▸ Job: Return all lines where the word "绥化市北林区" can be found.

-*-

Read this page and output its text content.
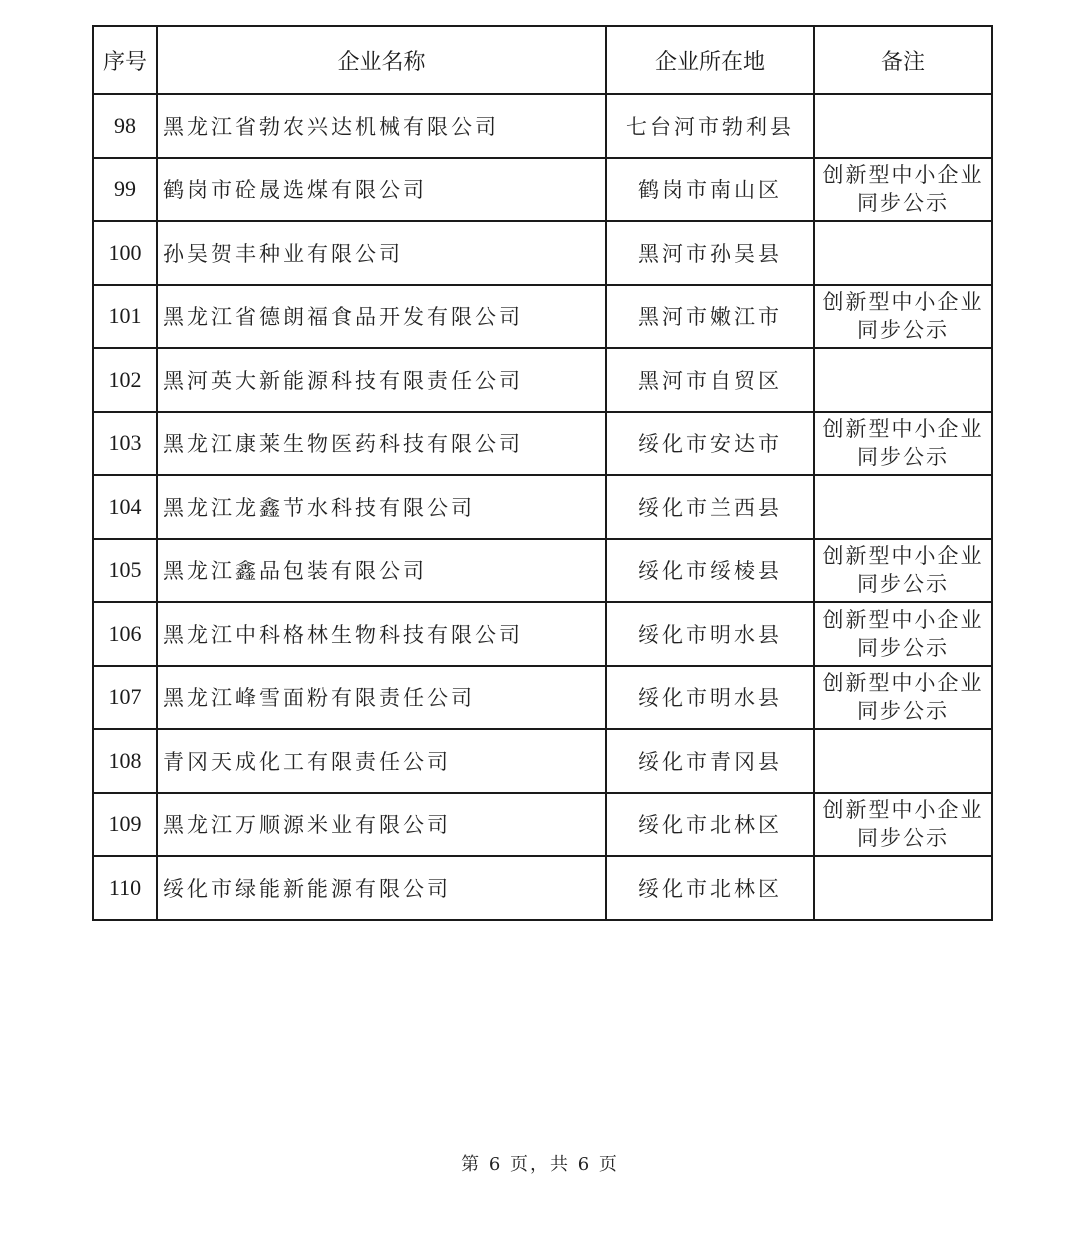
序号	企业名称	企业所在地	备注
98	黑龙江省勃农兴达机械有限公司	七台河市勃利县	

99	鹤岗市砼晟选煤有限公司	鹤岗市南山区	创新型中小企业
同步公示

100	孙吴贺丰种业有限公司	黑河市孙吴县	

101	黑龙江省德朗福食品开发有限公司	黑河市嫩江市	创新型中小企业
同步公示

102	黑河英大新能源科技有限责任公司	黑河市自贸区	

103	黑龙江康莱生物医药科技有限公司	绥化市安达市	创新型中小企业
同步公示

104	黑龙江龙鑫节水科技有限公司	绥化市兰西县	

105	黑龙江鑫品包装有限公司	绥化市绥棱县	创新型中小企业
同步公示

106	黑龙江中科格林生物科技有限公司	绥化市明水县	创新型中小企业
同步公示

107	黑龙江峰雪面粉有限责任公司	绥化市明水县	创新型中小企业
同步公示

108	青冈天成化工有限责任公司	绥化市青冈县	

109	黑龙江万顺源米业有限公司	绥化市北林区	创新型中小企业
同步公示

110	绥化市绿能新能源有限公司	绥化市北林区	
第 6 页，共 6 页
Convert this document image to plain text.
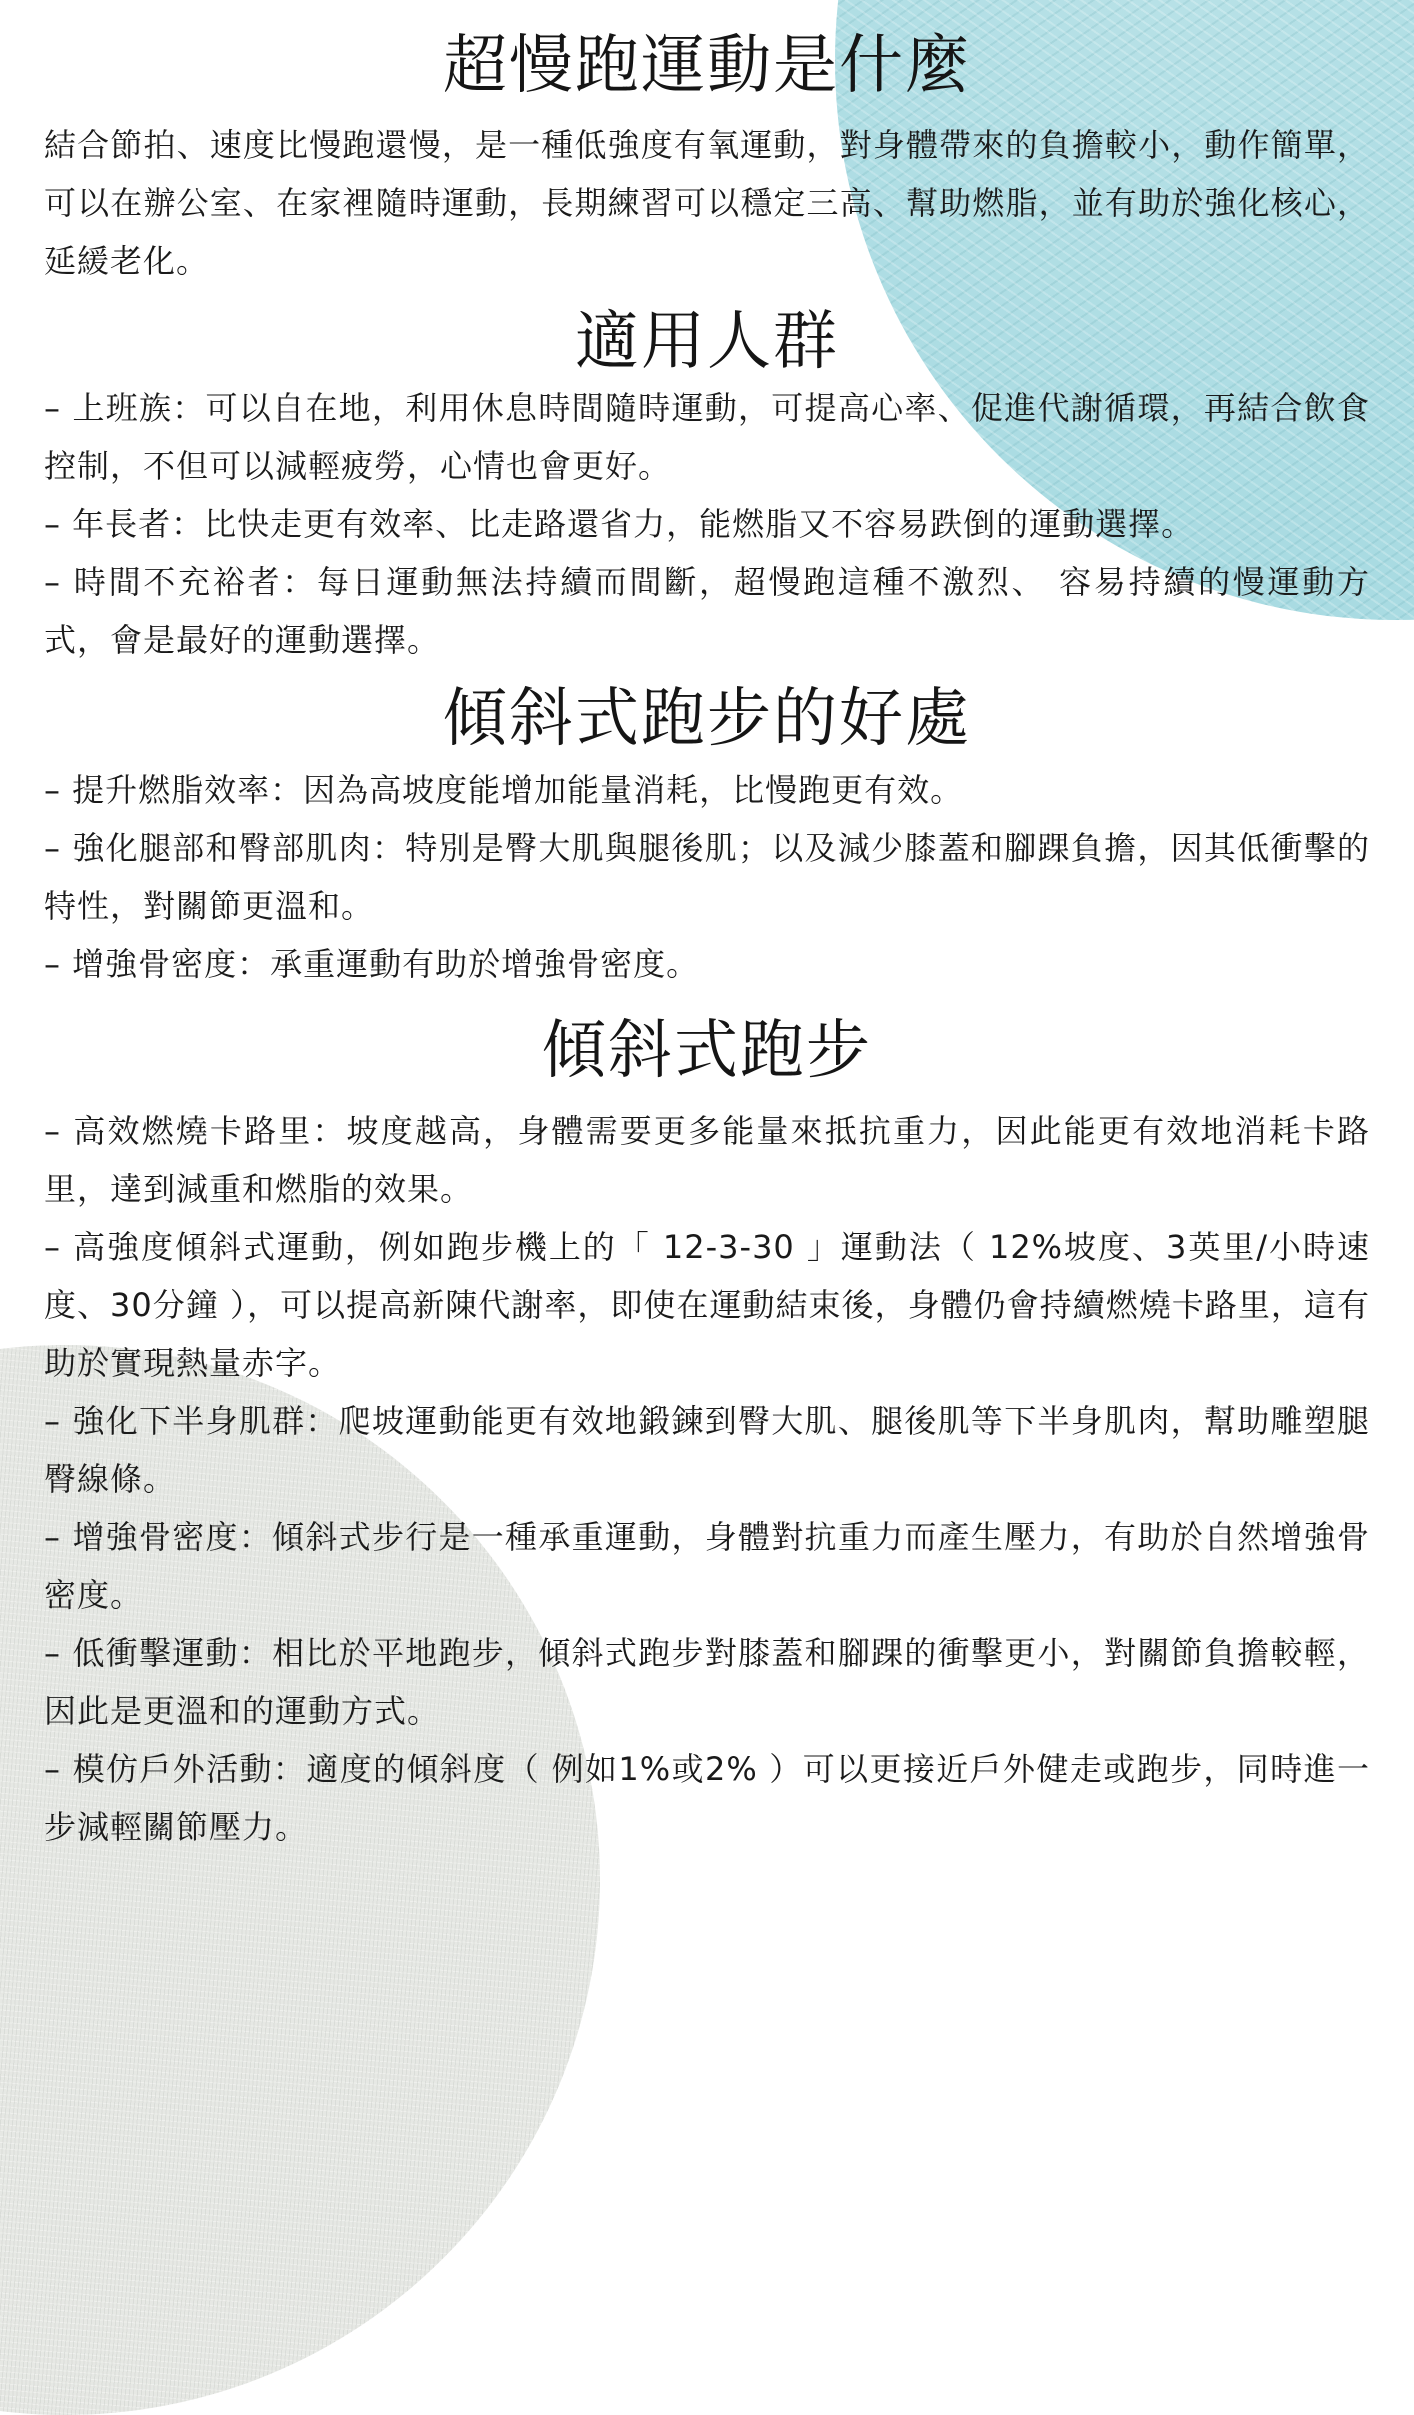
超慢跑運動是什麼

結合節拍、速度比慢跑還慢，是一種低強度有氧運動，對身體帶來的負擔較小，動作簡單，可以在辦公室、在家裡隨時運動，長期練習可以穩定三高、幫助燃脂，並有助於強化核心，延緩老化。

適用人群

– 上班族：可以自在地，利用休息時間隨時運動，可提高心率、促進代謝循環，再結合飲食控制，不但可以減輕疲勞，心情也會更好。

– 年長者：比快走更有效率、比走路還省力，能燃脂又不容易跌倒的運動選擇。

– 時間不充裕者：每日運動無法持續而間斷，超慢跑這種不激烈、 容易持續的慢運動方式，會是最好的運動選擇。

傾斜式跑步的好處

– 提升燃脂效率：因為高坡度能增加能量消耗，比慢跑更有效。

– 強化腿部和臀部肌肉：特別是臀大肌與腿後肌；以及減少膝蓋和腳踝負擔，因其低衝擊的特性，對關節更溫和。

– 增強骨密度：承重運動有助於增強骨密度。

傾斜式跑步

– 高效燃燒卡路里：坡度越高，身體需要更多能量來抵抗重力，因此能更有效地消耗卡路里，達到減重和燃脂的效果。

– 高強度傾斜式運動，例如跑步機上的「 12-3-30 」運動法（ 12%坡度、3英里/小時速度、30分鐘 ），可以提高新陳代謝率，即使在運動結束後，身體仍會持續燃燒卡路里，這有助於實現熱量赤字。

– 強化下半身肌群：爬坡運動能更有效地鍛鍊到臀大肌、腿後肌等下半身肌肉，幫助雕塑腿臀線條。

– 增強骨密度：傾斜式步行是一種承重運動，身體對抗重力而產生壓力，有助於自然增強骨密度。

– 低衝擊運動：相比於平地跑步，傾斜式跑步對膝蓋和腳踝的衝擊更小，對關節負擔較輕，因此是更溫和的運動方式。

– 模仿戶外活動：適度的傾斜度（ 例如1%或2% ）可以更接近戶外健走或跑步，同時進一步減輕關節壓力。
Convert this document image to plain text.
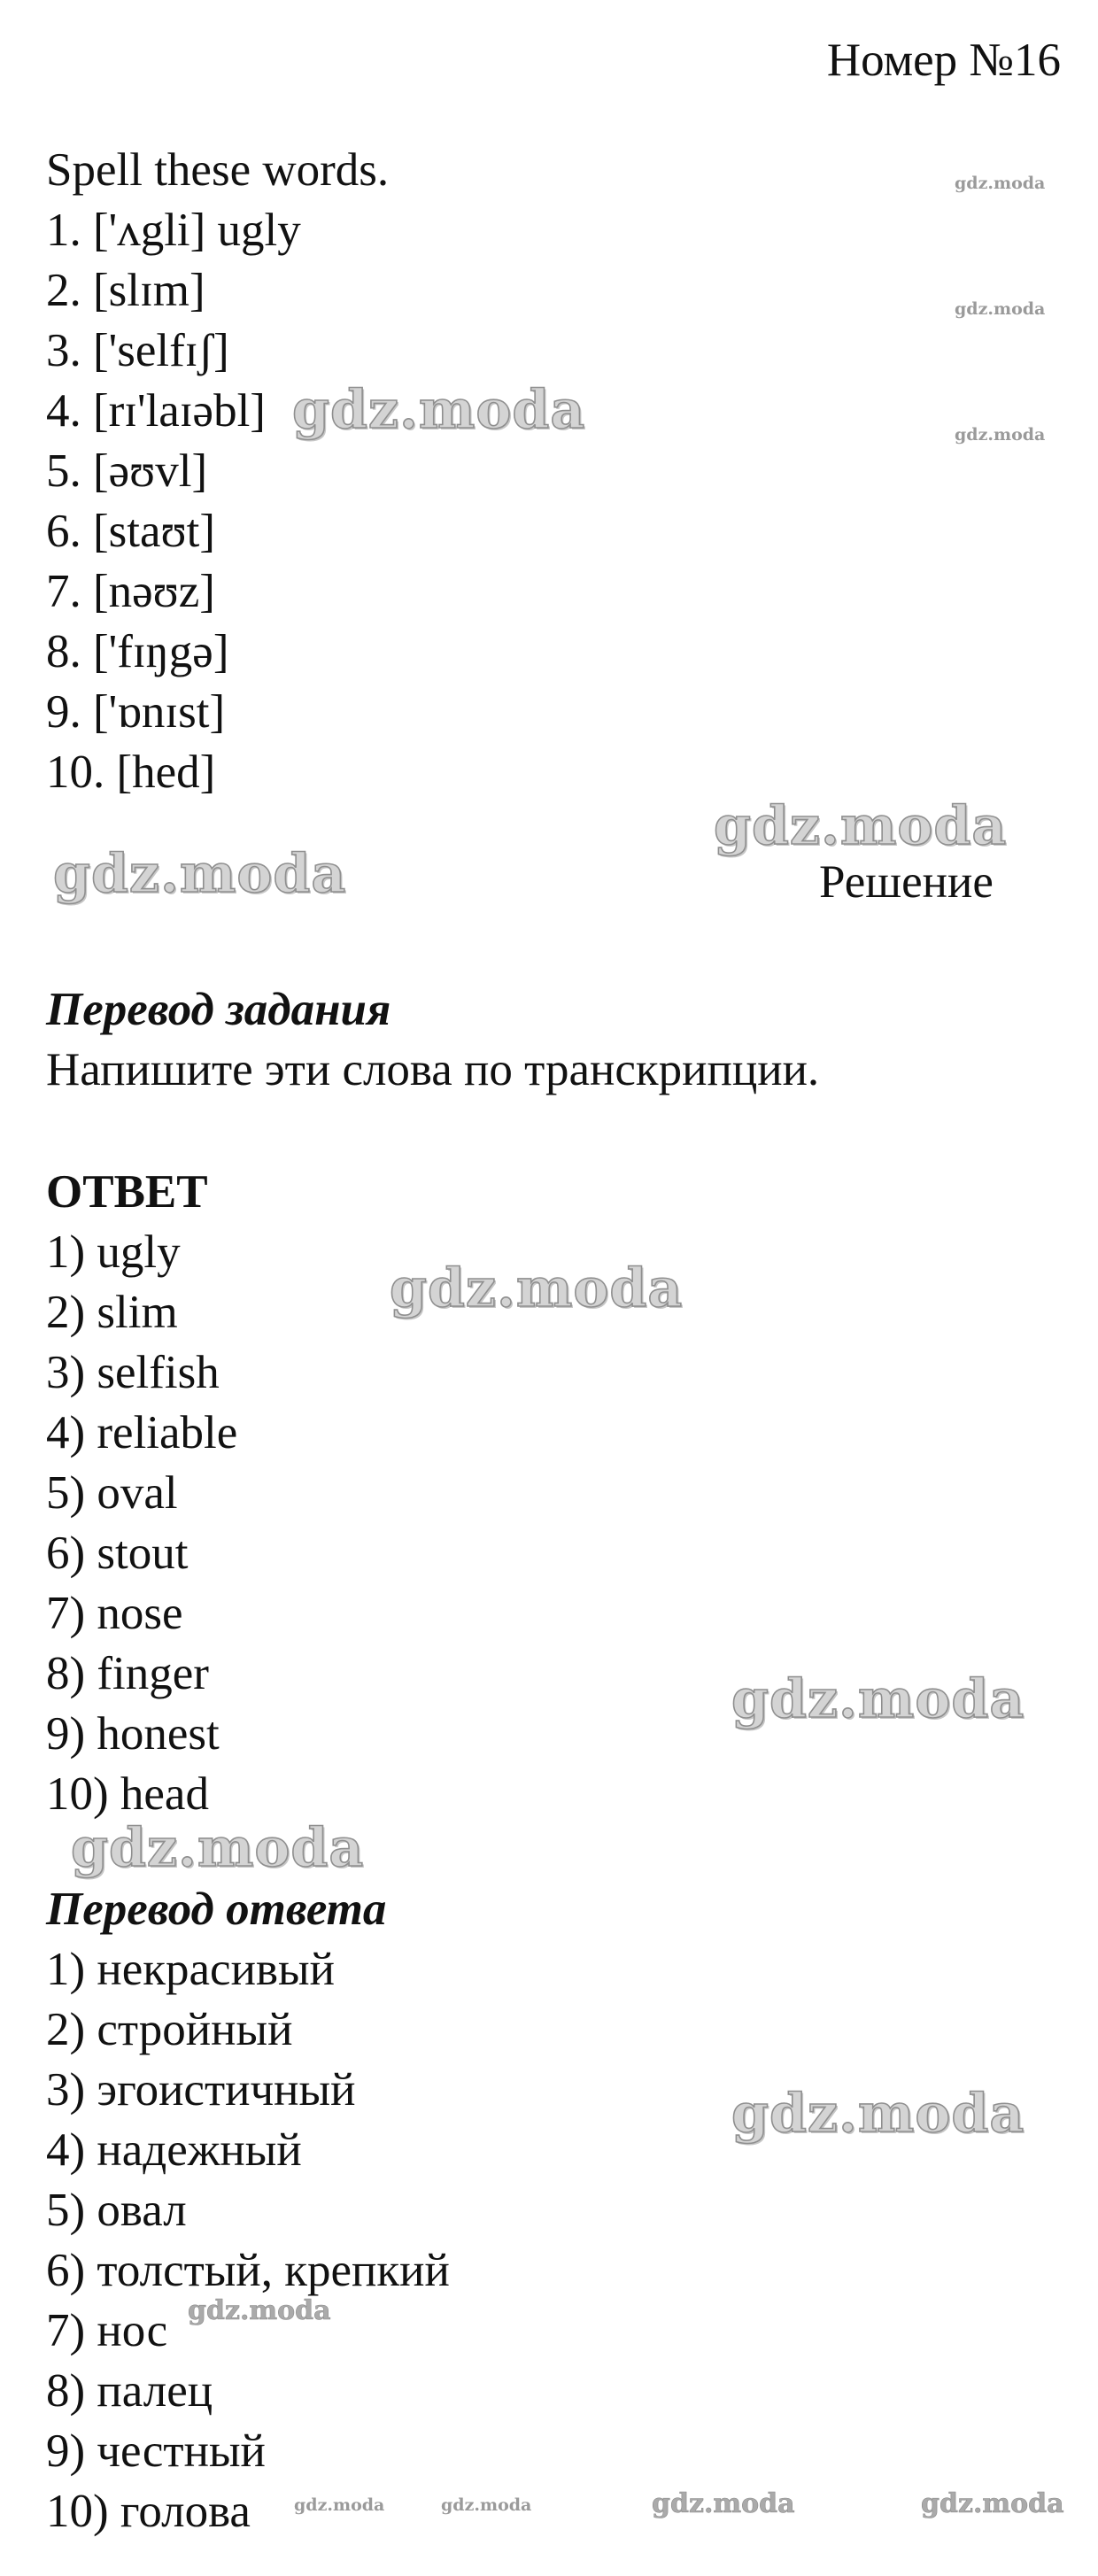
Номер №16
Spell these words.
1. ['ʌgli] ugly
2. [slɪm]
3. ['selfɪʃ]
4. [rɪ'laɪəbl]
5. [əʊvl]
6. [staʊt]
7. [nəʊz]
8. ['fɪŋgə]
9. ['ɒnɪst]
10. [hed]
Решение
Перевод задания
Напишите эти слова по транскрипции.
ОТВЕТ
1) ugly
2) slim
3) selfish
4) reliable
5) oval
6) stout
7) nose
8) finger
9) honest
10) head
Перевод ответа
1) некрасивый
2) стройный
3) эгоистичный
4) надежный
5) овал
6) толстый, крепкий
7) нос
8) палец
9) честный
10) голова
gdz.moda
gdz.moda
gdz.moda
gdz.moda
gdz.moda
gdz.moda
gdz.moda
gdz.moda
gdz.moda
gdz.moda
gdz.moda
gdz.moda	gdz.moda	gdz.moda	gdz.moda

-*-

▸ Answer below:
109	黑龙江万顺源米业有限公司	绥化市北林区	创新型中小企业
110	绥化市绿能新能源有限公司	绥化市北林区	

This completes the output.